BRIEF: Write every record out again exactly as given.
- - -
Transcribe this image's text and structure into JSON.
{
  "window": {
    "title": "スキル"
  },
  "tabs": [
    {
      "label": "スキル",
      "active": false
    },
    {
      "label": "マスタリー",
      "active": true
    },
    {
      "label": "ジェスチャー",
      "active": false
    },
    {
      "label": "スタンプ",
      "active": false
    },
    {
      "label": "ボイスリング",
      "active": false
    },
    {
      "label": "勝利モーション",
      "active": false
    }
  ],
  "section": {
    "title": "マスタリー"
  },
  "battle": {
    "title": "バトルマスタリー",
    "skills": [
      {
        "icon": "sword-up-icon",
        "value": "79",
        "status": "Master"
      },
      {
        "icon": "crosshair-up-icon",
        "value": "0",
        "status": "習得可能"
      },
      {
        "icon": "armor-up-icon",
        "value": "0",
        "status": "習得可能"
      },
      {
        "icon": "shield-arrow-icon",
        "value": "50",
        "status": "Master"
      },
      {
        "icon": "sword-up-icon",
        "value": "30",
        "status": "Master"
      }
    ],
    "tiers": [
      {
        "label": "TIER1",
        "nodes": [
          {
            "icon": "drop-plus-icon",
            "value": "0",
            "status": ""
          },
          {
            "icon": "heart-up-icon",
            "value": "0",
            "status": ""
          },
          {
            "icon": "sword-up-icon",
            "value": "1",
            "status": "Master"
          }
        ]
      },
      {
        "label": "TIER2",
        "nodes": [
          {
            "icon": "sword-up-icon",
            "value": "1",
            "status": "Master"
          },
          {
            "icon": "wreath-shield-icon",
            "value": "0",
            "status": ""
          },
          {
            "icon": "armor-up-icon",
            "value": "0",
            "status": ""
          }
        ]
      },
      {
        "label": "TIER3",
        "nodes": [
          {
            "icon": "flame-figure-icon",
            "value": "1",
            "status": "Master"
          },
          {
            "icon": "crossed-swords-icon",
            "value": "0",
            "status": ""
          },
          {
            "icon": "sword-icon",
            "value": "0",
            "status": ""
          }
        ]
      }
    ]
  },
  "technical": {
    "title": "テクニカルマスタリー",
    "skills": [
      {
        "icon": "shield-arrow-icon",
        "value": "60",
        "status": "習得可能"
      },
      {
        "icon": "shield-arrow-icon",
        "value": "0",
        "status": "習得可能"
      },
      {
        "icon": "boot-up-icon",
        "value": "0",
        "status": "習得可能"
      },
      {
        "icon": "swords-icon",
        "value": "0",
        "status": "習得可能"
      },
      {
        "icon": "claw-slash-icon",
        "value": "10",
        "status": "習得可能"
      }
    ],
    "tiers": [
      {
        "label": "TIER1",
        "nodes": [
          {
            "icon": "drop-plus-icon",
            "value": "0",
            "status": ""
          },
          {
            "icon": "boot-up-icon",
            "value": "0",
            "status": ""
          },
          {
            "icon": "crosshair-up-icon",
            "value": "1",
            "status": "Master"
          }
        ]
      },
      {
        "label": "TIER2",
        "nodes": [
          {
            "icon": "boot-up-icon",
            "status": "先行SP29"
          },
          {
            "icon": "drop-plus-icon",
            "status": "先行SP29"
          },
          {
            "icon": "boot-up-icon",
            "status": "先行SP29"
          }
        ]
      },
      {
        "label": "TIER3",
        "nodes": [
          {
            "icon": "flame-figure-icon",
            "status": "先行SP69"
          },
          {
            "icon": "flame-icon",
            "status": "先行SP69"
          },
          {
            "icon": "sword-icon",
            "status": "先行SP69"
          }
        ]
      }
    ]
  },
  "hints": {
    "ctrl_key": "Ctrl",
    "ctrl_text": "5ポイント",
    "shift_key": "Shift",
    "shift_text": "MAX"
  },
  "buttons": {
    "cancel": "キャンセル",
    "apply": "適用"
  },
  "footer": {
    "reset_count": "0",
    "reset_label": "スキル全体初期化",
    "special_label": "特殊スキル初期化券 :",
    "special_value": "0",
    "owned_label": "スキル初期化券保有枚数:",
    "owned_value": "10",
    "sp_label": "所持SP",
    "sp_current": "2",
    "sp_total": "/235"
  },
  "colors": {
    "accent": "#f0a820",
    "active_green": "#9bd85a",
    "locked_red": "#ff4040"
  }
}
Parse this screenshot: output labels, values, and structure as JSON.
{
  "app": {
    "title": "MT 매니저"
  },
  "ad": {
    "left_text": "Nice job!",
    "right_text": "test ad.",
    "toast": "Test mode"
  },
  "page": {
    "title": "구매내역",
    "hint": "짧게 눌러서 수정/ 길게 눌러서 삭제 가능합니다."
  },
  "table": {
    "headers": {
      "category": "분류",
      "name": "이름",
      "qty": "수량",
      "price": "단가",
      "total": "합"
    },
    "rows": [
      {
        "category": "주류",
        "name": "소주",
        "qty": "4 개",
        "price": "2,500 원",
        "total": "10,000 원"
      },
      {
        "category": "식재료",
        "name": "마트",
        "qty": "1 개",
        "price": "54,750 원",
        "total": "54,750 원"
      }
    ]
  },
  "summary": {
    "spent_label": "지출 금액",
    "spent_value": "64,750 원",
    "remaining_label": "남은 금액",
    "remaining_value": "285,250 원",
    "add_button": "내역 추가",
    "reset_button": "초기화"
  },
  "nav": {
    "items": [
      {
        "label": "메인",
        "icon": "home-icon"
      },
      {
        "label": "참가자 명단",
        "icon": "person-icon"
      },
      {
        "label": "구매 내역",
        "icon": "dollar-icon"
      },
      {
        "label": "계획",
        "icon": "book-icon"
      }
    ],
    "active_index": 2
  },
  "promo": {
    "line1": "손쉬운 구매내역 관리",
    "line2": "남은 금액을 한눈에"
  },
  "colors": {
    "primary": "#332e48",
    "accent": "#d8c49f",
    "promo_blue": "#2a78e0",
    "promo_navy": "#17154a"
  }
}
- - -
SOLVED EXERCISE:
Transcribe this image's text and structure into JSON.
{
  "window": {
    "title": "スキル"
  },
  "tabs": [
    {
      "label": "スキル",
      "active": false
    },
    {
      "label": "マスタリー",
      "active": true
    },
    {
      "label": "ジェスチャー",
      "active": false
    },
    {
      "label": "スタンプ",
      "active": false
    },
    {
      "label": "ボイスリング",
      "active": false
    },
    {
      "label": "勝利モーション",
      "active": false
    }
  ],
  "section": {
    "title": "マスタリー"
  },
  "battle": {
    "title": "バトルマスタリー",
    "skills": [
      {
        "icon": "sword-up-icon",
        "value": "79",
        "status": "Master"
      },
      {
        "icon": "crosshair-up-icon",
        "value": "0",
        "status": "習得可能"
      },
      {
        "icon": "armor-up-icon",
        "value": "0",
        "status": "習得可能"
      },
      {
        "icon": "shield-arrow-icon",
        "value": "50",
        "status": "Master"
      },
      {
        "icon": "sword-up-icon",
        "value": "30",
        "status": "Master"
      }
    ],
    "tiers": [
      {
        "label": "TIER1",
        "nodes": [
          {
            "icon": "drop-plus-icon",
            "value": "0",
            "status": ""
          },
          {
            "icon": "heart-up-icon",
            "value": "0",
            "status": ""
          },
          {
            "icon": "sword-up-icon",
            "value": "1",
            "status": "Master"
          }
        ]
      },
      {
        "label": "TIER2",
        "nodes": [
          {
            "icon": "sword-up-icon",
            "value": "1",
            "status": "Master"
          },
          {
            "icon": "wreath-shield-icon",
            "value": "0",
            "status": ""
          },
          {
            "icon": "armor-up-icon",
            "value": "0",
            "status": ""
          }
        ]
      },
      {
        "label": "TIER3",
        "nodes": [
          {
            "icon": "flame-figure-icon",
            "value": "1",
            "status": "Master"
          },
          {
            "icon": "crossed-swords-icon",
            "value": "0",
            "status": ""
          },
          {
            "icon": "sword-icon",
            "value": "0",
            "status": ""
          }
        ]
      }
    ]
  },
  "technical": {
    "title": "テクニカルマスタリー",
    "skills": [
      {
        "icon": "shield-arrow-icon",
        "value": "60",
        "status": "習得可能"
      },
      {
        "icon": "shield-arrow-icon",
        "value": "0",
        "status": "習得可能"
      },
      {
        "icon": "boot-up-icon",
        "value": "0",
        "status": "習得可能"
      },
      {
        "icon": "swords-icon",
        "value": "0",
        "status": "習得可能"
      },
      {
        "icon": "claw-slash-icon",
        "value": "10",
        "status": "習得可能"
      }
    ],
    "tiers": [
      {
        "label": "TIER1",
        "nodes": [
          {
            "icon": "drop-plus-icon",
            "value": "0",
            "status": ""
          },
          {
            "icon": "boot-up-icon",
            "value": "0",
            "status": ""
          },
          {
            "icon": "crosshair-up-icon",
            "value": "1",
            "status": "Master"
          }
        ]
      },
      {
        "label": "TIER2",
        "nodes": [
          {
            "icon": "boot-up-icon",
            "status": "先行SP29"
          },
          {
            "icon": "drop-plus-icon",
            "status": "先行SP29"
          },
          {
            "icon": "boot-up-icon",
            "status": "先行SP29"
          }
        ]
      },
      {
        "label": "TIER3",
        "nodes": [
          {
            "icon": "flame-figure-icon",
            "status": "先行SP69"
          },
          {
            "icon": "flame-icon",
            "status": "先行SP69"
          },
          {
            "icon": "sword-icon",
            "status": "先行SP69"
          }
        ]
      }
    ]
  },
  "hints": {
    "ctrl_key": "Ctrl",
    "ctrl_text": "5ポイント",
    "shift_key": "Shift",
    "shift_text": "MAX"
  },
  "buttons": {
    "cancel": "キャンセル",
    "apply": "適用"
  },
  "footer": {
    "reset_count": "0",
    "reset_label": "スキル全体初期化",
    "special_label": "特殊スキル初期化券 :",
    "special_value": "0",
    "owned_label": "スキル初期化券保有枚数:",
    "owned_value": "10",
    "sp_label": "所持SP",
    "sp_current": "2",
    "sp_total": "/235"
  },
  "colors": {
    "accent": "#f0a820",
    "active_green": "#9bd85a",
    "locked_red": "#ff4040"
  }
}
Parse this screenshot: output labels, values, and structure as JSON.
{
  "app": {
    "title": "MT 매니저"
  },
  "ad": {
    "left_text": "Nice job!",
    "right_text": "test ad.",
    "toast": "Test mode"
  },
  "page": {
    "title": "구매내역",
    "hint": "짧게 눌러서 수정/ 길게 눌러서 삭제 가능합니다."
  },
  "table": {
    "headers": {
      "category": "분류",
      "name": "이름",
      "qty": "수량",
      "price": "단가",
      "total": "합"
    },
    "rows": [
      {
        "category": "주류",
        "name": "소주",
        "qty": "4 개",
        "price": "2,500 원",
        "total": "10,000 원"
      },
      {
        "category": "식재료",
        "name": "마트",
        "qty": "1 개",
        "price": "54,750 원",
        "total": "54,750 원"
      }
    ]
  },
  "summary": {
    "spent_label": "지출 금액",
    "spent_value": "64,750 원",
    "remaining_label": "남은 금액",
    "remaining_value": "285,250 원",
    "add_button": "내역 추가",
    "reset_button": "초기화"
  },
  "nav": {
    "items": [
      {
        "label": "메인",
        "icon": "home-icon"
      },
      {
        "label": "참가자 명단",
        "icon": "person-icon"
      },
      {
        "label": "구매 내역",
        "icon": "dollar-icon"
      },
      {
        "label": "계획",
        "icon": "book-icon"
      }
    ],
    "active_index": 2
  },
  "promo": {
    "line1": "손쉬운 구매내역 관리",
    "line2": "남은 금액을 한눈에"
  },
  "colors": {
    "primary": "#332e48",
    "accent": "#d8c49f",
    "promo_blue": "#2a78e0",
    "promo_navy": "#17154a"
  }
}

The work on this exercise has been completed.